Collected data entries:
.....
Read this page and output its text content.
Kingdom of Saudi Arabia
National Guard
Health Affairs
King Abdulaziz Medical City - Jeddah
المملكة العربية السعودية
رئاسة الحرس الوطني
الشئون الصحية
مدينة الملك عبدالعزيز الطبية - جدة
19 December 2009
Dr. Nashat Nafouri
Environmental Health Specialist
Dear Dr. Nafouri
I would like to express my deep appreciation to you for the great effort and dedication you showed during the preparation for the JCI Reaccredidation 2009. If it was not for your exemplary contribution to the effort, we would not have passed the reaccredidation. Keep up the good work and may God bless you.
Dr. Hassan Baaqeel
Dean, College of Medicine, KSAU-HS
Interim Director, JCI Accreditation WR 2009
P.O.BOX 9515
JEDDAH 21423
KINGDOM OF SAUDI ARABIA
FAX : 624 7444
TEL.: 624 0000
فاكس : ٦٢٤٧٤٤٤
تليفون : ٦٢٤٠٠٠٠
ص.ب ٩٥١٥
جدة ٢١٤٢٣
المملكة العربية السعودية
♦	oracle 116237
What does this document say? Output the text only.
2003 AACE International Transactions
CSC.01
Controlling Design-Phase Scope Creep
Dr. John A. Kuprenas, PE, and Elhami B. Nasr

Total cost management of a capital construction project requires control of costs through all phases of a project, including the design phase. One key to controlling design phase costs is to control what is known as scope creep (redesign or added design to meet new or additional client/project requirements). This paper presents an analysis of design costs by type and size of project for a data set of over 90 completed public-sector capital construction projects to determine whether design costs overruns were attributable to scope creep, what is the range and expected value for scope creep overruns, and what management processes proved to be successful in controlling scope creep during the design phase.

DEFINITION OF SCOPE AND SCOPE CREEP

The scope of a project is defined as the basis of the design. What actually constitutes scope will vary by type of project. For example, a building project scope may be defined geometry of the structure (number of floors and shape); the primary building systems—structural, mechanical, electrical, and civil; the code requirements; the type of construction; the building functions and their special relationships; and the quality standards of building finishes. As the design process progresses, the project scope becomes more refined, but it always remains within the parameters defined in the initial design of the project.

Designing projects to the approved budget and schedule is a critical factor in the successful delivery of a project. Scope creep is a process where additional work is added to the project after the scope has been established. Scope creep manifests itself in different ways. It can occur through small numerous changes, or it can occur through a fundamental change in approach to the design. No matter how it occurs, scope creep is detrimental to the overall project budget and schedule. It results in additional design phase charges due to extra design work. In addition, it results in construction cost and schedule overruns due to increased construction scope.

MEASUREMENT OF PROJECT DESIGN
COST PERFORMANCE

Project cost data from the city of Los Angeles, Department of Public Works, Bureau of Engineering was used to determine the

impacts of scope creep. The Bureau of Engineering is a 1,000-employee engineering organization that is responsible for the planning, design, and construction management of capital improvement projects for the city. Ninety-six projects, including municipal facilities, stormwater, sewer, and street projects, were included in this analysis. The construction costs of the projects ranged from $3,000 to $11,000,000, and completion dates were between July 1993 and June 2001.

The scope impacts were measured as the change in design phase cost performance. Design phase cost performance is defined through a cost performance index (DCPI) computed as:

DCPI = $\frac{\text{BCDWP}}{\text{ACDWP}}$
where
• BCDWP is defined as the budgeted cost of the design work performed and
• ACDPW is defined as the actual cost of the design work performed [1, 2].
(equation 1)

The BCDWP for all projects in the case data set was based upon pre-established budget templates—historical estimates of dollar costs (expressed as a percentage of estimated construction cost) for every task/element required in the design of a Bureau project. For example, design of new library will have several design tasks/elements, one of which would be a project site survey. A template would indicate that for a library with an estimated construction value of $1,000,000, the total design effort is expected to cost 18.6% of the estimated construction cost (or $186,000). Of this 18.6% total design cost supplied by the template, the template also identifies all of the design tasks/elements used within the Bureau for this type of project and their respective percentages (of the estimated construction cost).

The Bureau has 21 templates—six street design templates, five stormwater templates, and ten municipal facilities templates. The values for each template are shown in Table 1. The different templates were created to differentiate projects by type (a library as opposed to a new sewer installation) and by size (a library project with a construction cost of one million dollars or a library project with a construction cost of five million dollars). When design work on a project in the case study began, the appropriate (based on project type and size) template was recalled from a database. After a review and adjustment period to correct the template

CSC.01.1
.....
Written instruction = Go through the data and return every record exactly.

Solution =
Read this page and output its text content.
Kingdom of Saudi Arabia
National Guard
Health Affairs
King Abdulaziz Medical City - Jeddah
المملكة العربية السعودية
رئاسة الحرس الوطني
الشئون الصحية
مدينة الملك عبدالعزيز الطبية - جدة
19 December 2009
Dr. Nashat Nafouri
Environmental Health Specialist
Dear Dr. Nafouri
I would like to express my deep appreciation to you for the great effort and dedication you showed during the preparation for the JCI Reaccredidation 2009. If it was not for your exemplary contribution to the effort, we would not have passed the reaccredidation. Keep up the good work and may God bless you.
Dr. Hassan Baaqeel
Dean, College of Medicine, KSAU-HS
Interim Director, JCI Accreditation WR 2009
P.O.BOX 9515
JEDDAH 21423
KINGDOM OF SAUDI ARABIA
FAX : 624 7444
TEL.: 624 0000
فاكس : ٦٢٤٧٤٤٤
تليفون : ٦٢٤٠٠٠٠
ص.ب ٩٥١٥
جدة ٢١٤٢٣
المملكة العربية السعودية
♦	oracle 116237
What does this document say? Output the text only.
2003 AACE International Transactions
CSC.01
Controlling Design-Phase Scope Creep
Dr. John A. Kuprenas, PE, and Elhami B. Nasr

Total cost management of a capital construction project requires control of costs through all phases of a project, including the design phase. One key to controlling design phase costs is to control what is known as scope creep (redesign or added design to meet new or additional client/project requirements). This paper presents an analysis of design costs by type and size of project for a data set of over 90 completed public-sector capital construction projects to determine whether design costs overruns were attributable to scope creep, what is the range and expected value for scope creep overruns, and what management processes proved to be successful in controlling scope creep during the design phase.

DEFINITION OF SCOPE AND SCOPE CREEP

The scope of a project is defined as the basis of the design. What actually constitutes scope will vary by type of project. For example, a building project scope may be defined geometry of the structure (number of floors and shape); the primary building systems—structural, mechanical, electrical, and civil; the code requirements; the type of construction; the building functions and their special relationships; and the quality standards of building finishes. As the design process progresses, the project scope becomes more refined, but it always remains within the parameters defined in the initial design of the project.

Designing projects to the approved budget and schedule is a critical factor in the successful delivery of a project. Scope creep is a process where additional work is added to the project after the scope has been established. Scope creep manifests itself in different ways. It can occur through small numerous changes, or it can occur through a fundamental change in approach to the design. No matter how it occurs, scope creep is detrimental to the overall project budget and schedule. It results in additional design phase charges due to extra design work. In addition, it results in construction cost and schedule overruns due to increased construction scope.

MEASUREMENT OF PROJECT DESIGN
COST PERFORMANCE

Project cost data from the city of Los Angeles, Department of Public Works, Bureau of Engineering was used to determine the

impacts of scope creep. The Bureau of Engineering is a 1,000-employee engineering organization that is responsible for the planning, design, and construction management of capital improvement projects for the city. Ninety-six projects, including municipal facilities, stormwater, sewer, and street projects, were included in this analysis. The construction costs of the projects ranged from $3,000 to $11,000,000, and completion dates were between July 1993 and June 2001.

The scope impacts were measured as the change in design phase cost performance. Design phase cost performance is defined through a cost performance index (DCPI) computed as:

DCPI = $\frac{\text{BCDWP}}{\text{ACDWP}}$
where
• BCDWP is defined as the budgeted cost of the design work performed and
• ACDPW is defined as the actual cost of the design work performed [1, 2].
(equation 1)

The BCDWP for all projects in the case data set was based upon pre-established budget templates—historical estimates of dollar costs (expressed as a percentage of estimated construction cost) for every task/element required in the design of a Bureau project. For example, design of new library will have several design tasks/elements, one of which would be a project site survey. A template would indicate that for a library with an estimated construction value of $1,000,000, the total design effort is expected to cost 18.6% of the estimated construction cost (or $186,000). Of this 18.6% total design cost supplied by the template, the template also identifies all of the design tasks/elements used within the Bureau for this type of project and their respective percentages (of the estimated construction cost).

The Bureau has 21 templates—six street design templates, five stormwater templates, and ten municipal facilities templates. The values for each template are shown in Table 1. The different templates were created to differentiate projects by type (a library as opposed to a new sewer installation) and by size (a library project with a construction cost of one million dollars or a library project with a construction cost of five million dollars). When design work on a project in the case study began, the appropriate (based on project type and size) template was recalled from a database. After a review and adjustment period to correct the template

CSC.01.1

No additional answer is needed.